──────── RECORDS FOR THIS EXERCISE ────────
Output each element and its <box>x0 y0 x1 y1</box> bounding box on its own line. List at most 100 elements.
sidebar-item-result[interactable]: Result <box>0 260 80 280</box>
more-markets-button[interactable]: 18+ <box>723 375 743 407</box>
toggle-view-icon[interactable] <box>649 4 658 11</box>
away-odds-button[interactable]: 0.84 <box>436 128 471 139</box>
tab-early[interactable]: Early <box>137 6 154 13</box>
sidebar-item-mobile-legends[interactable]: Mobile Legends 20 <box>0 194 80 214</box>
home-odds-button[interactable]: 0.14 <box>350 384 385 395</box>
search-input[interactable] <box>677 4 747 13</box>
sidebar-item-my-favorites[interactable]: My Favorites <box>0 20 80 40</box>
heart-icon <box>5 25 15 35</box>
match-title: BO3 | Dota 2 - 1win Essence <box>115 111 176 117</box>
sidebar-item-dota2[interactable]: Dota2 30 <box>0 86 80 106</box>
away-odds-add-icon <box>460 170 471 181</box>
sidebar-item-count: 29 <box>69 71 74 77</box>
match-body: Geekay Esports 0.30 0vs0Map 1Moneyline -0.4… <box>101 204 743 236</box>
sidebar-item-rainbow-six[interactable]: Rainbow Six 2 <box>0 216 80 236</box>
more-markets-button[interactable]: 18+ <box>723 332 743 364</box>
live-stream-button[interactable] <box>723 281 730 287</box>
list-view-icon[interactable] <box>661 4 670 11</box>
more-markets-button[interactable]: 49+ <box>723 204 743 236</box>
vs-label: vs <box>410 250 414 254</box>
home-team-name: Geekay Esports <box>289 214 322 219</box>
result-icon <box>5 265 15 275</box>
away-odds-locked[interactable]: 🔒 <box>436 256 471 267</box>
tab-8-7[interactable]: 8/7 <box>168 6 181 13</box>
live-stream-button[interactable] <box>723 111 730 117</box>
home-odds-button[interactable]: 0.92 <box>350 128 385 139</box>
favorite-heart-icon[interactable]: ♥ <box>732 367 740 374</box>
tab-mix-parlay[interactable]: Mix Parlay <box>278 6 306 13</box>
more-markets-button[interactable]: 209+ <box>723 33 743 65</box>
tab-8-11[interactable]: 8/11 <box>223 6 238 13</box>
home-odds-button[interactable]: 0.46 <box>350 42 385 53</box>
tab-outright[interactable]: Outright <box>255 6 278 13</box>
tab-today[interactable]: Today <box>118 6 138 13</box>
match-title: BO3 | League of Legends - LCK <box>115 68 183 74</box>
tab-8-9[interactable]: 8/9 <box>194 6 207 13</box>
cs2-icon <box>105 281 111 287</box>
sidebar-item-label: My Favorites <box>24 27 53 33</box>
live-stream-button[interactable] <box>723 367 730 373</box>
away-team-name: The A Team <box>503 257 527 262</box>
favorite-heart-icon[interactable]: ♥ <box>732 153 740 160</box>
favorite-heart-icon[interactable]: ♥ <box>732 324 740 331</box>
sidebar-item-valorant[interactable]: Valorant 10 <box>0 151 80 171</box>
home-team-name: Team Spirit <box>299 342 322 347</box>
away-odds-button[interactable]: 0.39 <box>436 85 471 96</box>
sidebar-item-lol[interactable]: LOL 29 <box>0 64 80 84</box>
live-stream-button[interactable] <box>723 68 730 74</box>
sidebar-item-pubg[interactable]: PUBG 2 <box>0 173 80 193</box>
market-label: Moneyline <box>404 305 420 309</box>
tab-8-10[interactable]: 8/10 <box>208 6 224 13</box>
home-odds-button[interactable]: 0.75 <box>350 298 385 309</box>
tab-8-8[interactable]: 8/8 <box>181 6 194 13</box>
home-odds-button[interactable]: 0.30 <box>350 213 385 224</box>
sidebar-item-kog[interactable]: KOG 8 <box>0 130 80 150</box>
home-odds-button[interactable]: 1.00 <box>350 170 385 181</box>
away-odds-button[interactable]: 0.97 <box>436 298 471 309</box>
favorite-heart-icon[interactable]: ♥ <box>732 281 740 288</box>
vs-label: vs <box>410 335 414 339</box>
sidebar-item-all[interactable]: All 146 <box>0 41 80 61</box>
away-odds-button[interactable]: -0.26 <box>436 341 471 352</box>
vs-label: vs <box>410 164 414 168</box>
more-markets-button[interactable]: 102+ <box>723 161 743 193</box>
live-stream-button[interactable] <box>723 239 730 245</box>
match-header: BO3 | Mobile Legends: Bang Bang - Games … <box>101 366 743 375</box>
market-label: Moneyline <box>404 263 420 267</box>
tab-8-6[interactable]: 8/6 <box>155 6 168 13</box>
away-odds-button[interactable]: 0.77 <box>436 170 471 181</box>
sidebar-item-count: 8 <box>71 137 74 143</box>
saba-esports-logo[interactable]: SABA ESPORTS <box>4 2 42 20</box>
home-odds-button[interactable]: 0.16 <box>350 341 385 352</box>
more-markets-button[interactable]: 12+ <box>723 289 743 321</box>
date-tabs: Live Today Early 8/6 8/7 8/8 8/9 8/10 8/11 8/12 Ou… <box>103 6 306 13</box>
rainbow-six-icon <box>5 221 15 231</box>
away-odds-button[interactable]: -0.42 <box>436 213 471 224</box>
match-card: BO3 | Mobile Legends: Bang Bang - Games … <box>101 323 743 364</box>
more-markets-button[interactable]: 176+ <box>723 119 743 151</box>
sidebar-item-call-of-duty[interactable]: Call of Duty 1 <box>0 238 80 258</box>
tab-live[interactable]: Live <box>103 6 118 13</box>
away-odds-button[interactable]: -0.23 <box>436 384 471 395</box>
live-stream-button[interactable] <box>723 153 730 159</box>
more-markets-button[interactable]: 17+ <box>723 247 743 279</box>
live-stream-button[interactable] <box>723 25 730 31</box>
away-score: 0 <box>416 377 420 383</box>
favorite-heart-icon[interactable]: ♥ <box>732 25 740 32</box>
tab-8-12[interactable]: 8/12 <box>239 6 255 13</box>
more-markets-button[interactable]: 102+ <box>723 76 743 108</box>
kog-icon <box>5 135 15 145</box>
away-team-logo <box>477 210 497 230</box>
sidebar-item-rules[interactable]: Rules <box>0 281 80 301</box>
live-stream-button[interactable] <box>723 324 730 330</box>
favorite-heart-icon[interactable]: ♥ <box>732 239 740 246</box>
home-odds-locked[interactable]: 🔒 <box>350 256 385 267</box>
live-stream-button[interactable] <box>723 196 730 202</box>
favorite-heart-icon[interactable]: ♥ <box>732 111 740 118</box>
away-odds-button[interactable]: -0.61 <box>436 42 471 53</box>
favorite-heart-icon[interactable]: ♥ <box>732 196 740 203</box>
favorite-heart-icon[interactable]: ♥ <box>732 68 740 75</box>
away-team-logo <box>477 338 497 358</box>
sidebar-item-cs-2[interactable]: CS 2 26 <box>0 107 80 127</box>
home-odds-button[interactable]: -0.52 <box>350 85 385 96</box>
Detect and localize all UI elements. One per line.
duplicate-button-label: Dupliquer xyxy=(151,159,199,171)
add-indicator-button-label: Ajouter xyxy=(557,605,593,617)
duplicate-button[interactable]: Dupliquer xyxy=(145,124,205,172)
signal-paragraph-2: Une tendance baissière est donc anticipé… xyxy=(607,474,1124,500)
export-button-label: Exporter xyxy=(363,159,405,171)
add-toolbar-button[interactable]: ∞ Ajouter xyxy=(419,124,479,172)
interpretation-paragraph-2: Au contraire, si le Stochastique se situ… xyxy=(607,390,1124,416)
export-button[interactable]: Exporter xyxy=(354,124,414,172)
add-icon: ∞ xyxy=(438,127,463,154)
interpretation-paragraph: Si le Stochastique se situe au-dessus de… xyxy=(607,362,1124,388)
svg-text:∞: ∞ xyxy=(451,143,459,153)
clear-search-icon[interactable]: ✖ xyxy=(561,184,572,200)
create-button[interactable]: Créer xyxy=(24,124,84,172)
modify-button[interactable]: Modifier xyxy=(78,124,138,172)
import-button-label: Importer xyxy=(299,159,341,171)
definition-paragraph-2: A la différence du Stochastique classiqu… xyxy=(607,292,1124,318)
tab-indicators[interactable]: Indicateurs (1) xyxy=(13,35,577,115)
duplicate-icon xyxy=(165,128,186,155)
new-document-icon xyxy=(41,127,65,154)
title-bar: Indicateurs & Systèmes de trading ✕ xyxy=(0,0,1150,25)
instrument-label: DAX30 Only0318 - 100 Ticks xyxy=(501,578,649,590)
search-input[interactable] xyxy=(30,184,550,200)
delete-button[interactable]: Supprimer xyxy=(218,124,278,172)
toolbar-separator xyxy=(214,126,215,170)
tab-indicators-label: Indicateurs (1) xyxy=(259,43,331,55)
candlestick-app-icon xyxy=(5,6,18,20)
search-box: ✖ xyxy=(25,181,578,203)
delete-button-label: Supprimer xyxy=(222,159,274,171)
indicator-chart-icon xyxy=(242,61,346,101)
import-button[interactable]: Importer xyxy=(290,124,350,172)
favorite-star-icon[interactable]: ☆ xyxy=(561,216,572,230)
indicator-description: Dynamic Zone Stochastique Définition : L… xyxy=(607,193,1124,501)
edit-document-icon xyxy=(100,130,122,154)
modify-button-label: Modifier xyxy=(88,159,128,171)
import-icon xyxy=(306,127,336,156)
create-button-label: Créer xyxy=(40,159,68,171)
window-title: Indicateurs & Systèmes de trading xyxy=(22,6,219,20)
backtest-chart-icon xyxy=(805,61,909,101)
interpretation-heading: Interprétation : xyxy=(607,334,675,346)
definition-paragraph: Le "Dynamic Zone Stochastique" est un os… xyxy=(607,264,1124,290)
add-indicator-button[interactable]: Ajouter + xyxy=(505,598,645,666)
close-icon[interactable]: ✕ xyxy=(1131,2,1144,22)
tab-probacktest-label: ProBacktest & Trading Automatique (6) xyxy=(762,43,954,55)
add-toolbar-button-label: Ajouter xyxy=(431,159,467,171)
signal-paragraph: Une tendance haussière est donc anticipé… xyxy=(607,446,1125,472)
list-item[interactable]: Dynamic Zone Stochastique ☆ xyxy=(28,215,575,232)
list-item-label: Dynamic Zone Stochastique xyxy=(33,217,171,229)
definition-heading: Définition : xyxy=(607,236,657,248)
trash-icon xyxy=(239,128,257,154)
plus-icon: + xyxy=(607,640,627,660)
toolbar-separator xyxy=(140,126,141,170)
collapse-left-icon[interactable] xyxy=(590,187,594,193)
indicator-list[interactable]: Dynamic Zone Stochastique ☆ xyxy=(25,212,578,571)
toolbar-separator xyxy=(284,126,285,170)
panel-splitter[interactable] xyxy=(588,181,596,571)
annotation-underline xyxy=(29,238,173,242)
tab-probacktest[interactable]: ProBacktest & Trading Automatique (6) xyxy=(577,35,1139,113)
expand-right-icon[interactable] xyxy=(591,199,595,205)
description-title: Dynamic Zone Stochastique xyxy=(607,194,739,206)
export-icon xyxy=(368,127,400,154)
────────
- _STATED GOAL_:
Please rewrite the rows from the first line through the line containing "sidebar-item-mobile-legends[interactable]: Mobile Legends" as a Markdown table with the columns Line and Text, numbering each row and leaving out any blank lines.

- _RESULT OF THE EXERCISE_:
| Line | Text |
|---|---|
| 1 | Output each element and its <box>x0 y0 x1 y1</box> bounding box on its own line. List at most 100 elements. |
| 2 | sidebar-item-result[interactable]: Result <box>0 260 80 280</box> |
| 3 | more-markets-button[interactable]: 18+ <box>723 375 743 407</box> |
| 4 | toggle-view-icon[interactable] <box>649 4 658 11</box> |
| 5 | away-odds-button[interactable]: 0.84 <box>436 128 471 139</box> |
| 6 | tab-early[interactable]: Early <box>137 6 154 13</box> |
| 7 | sidebar-item-mobile-legends[interactable]: Mobile Legends 20 <box>0 194 80 214</box> |